- [TEXT TO READ]:
# # # # # # #
Office of Labor-Management Standards (OLMS)
U.S. Department of Labor
Office of Labor-Management Standards
Buffalo District Office
130 South Elmwood Avenue, Suite 510
Buffalo, NY 14202
(716) 842-2900 Fax: (716) 842-2901
June 24, 2013
Mr. John Helak, Business Manager
Sheet Metal Workers, AFL-CIO
Local Union 71
24 Liberty Avenue
Buffalo, NY 14215
Case Number: 120-09270)
LM Number: 009-822
Dear Mr. Helak:
This office has recently completed an audit of Sheet Metal Workers, Local 71 under the Compliance Audit Program (CAP) to determine your organization’s compliance with the provisions of the Labor-Management Reporting and Disclosure Act of 1959 (LMRDA). As discussed during the exit interview with Office Secretary Melissa Bishop and you on June 17, 2013, the following problems were disclosed during the CAP. The matters listed below are not an exhaustive list of all possible problem areas since the audit conducted was limited in scope.
Title II of the LMRDA establishes certain reporting and recordkeeping requirements. Section 206 requires, among other things, that labor organizations maintain adequate records for at least five years by which each receipt and disbursement of funds, as well as all account balances, can be verified, explained, and clarified. As a general rule, labor organizations must maintain all records used or received in the course of union business.
For disbursements, this includes not only original bills, invoices, receipts, vouchers, and applicable resolutions, but also documentation showing the nature of the union business requiring the disbursement, the goods or services received, and the identity of the recipient(s) of the goods or services. In most instances, this documentation requirement can be satisfied with a sufficiently descriptive expense receipt or invoice. If an expense receipt is not sufficiently descriptive, a union officer or employee should write a note on it providing the additional information. For money it receives, the labor organization must keep at least one record showing the date, amount, purpose, and source of that money. The labor organization must also retain bank records for all accounts.
# # # # # # #
- [TASK GOAL]:
Return the part of the OLMS audit letter from "Title II of" up to and including "of union business.", without altering a word.

- [RAW DATA]:
# # # # # # #
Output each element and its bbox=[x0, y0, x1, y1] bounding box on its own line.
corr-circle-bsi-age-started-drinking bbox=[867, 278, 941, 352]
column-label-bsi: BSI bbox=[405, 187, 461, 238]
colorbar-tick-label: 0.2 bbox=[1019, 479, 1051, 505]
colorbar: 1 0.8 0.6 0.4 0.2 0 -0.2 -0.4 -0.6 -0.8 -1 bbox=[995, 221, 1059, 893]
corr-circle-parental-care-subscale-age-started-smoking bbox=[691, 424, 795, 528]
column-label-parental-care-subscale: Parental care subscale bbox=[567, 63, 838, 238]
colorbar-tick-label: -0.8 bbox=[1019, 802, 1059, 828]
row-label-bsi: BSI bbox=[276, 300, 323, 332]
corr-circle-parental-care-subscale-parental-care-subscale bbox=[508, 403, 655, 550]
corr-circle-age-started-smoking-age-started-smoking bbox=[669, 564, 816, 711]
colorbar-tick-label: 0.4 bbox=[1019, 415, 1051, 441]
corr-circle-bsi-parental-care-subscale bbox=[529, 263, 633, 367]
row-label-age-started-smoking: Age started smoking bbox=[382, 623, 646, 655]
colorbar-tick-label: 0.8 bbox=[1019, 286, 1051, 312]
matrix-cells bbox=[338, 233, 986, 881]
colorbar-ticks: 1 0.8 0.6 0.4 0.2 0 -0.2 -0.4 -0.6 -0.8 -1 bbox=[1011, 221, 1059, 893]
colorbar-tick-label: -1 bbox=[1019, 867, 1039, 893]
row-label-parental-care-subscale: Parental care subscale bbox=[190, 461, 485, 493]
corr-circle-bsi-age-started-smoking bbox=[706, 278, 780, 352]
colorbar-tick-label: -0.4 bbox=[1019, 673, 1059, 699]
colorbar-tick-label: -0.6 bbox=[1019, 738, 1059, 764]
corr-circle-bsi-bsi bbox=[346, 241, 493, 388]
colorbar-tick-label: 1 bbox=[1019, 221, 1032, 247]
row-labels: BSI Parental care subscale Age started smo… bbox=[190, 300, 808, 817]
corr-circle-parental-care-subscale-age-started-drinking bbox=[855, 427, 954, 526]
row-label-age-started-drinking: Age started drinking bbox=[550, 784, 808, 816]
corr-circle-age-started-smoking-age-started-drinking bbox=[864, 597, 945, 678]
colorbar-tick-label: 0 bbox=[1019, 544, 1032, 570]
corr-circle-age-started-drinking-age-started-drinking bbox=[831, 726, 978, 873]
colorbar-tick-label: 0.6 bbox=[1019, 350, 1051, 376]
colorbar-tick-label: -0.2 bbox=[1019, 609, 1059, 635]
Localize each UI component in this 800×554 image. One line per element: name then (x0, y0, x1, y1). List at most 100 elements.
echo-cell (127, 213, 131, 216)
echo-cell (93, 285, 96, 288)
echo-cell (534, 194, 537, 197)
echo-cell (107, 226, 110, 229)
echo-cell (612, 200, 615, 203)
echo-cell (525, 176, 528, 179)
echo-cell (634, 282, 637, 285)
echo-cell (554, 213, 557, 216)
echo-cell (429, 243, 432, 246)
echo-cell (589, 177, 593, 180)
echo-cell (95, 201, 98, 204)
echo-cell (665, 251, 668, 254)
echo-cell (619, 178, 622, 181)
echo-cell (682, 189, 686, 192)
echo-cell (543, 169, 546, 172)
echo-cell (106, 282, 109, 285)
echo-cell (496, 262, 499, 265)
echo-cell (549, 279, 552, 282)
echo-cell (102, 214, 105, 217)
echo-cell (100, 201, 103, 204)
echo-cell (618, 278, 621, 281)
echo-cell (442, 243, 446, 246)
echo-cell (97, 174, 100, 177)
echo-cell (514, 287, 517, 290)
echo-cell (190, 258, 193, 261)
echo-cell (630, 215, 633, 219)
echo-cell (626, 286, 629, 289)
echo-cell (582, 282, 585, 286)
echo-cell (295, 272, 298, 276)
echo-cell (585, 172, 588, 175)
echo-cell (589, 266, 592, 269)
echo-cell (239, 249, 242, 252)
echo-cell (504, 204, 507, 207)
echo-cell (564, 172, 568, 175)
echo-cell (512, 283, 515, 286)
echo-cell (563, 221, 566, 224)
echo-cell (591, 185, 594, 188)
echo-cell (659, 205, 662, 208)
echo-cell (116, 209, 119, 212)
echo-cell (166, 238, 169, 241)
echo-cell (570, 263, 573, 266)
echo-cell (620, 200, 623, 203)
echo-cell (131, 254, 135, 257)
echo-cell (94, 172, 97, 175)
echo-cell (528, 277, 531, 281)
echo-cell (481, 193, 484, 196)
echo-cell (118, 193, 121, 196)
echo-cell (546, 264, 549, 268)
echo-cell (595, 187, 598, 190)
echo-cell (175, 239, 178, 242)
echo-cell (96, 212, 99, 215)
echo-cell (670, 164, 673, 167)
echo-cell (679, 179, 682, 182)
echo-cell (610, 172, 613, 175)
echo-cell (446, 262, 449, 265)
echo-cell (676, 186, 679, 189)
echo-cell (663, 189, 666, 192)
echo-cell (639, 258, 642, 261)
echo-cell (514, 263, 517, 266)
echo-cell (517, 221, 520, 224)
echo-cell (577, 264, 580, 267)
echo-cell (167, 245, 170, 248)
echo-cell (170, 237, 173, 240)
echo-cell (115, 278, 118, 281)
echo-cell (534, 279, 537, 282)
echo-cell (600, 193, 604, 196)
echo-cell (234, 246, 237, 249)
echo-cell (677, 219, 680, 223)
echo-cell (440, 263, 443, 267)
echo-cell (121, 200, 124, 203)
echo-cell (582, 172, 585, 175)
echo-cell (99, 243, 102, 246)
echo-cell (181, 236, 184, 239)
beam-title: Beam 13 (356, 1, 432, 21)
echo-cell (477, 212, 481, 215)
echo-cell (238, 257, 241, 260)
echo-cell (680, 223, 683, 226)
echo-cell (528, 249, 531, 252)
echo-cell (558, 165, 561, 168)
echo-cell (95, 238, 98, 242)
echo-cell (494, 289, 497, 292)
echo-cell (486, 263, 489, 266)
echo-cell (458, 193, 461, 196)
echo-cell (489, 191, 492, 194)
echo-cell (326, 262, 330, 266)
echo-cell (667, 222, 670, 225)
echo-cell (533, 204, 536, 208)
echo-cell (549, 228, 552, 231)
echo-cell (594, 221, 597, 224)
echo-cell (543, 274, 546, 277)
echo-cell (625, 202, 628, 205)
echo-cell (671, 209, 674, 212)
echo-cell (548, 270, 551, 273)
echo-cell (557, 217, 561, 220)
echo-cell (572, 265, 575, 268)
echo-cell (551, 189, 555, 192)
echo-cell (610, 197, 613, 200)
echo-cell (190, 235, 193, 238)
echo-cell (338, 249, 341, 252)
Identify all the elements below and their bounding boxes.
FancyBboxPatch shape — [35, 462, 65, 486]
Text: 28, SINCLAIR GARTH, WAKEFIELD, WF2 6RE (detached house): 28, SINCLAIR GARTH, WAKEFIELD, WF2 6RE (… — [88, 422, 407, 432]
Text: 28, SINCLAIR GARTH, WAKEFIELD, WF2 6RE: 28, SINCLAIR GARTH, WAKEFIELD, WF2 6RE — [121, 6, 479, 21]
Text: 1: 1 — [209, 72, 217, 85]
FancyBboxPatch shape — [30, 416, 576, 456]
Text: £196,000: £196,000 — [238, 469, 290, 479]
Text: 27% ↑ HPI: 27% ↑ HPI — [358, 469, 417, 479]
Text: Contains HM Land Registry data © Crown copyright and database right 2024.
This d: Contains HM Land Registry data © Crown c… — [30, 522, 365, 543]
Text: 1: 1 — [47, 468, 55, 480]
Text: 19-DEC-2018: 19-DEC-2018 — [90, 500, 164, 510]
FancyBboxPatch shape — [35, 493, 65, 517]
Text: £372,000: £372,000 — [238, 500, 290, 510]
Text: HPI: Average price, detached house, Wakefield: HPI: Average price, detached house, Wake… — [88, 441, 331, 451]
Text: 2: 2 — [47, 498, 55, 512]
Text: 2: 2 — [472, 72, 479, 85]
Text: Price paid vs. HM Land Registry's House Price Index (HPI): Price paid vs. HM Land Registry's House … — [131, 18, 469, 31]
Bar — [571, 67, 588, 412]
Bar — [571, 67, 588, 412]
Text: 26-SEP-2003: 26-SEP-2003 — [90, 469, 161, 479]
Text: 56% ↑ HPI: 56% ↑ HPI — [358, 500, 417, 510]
# # # # # # #
- [ANSWER FOR THE TASK]:
Title II of the LMRDA establishes certain reporting and recordkeeping requirements. Section 206 requires, among other things, that labor organizations maintain adequate records for at least five years by which each receipt and disbursement of funds, as well as all account balances, can be verified, explained, and clarified. As a general rule, labor organizations must maintain all records used or received in the course of union business.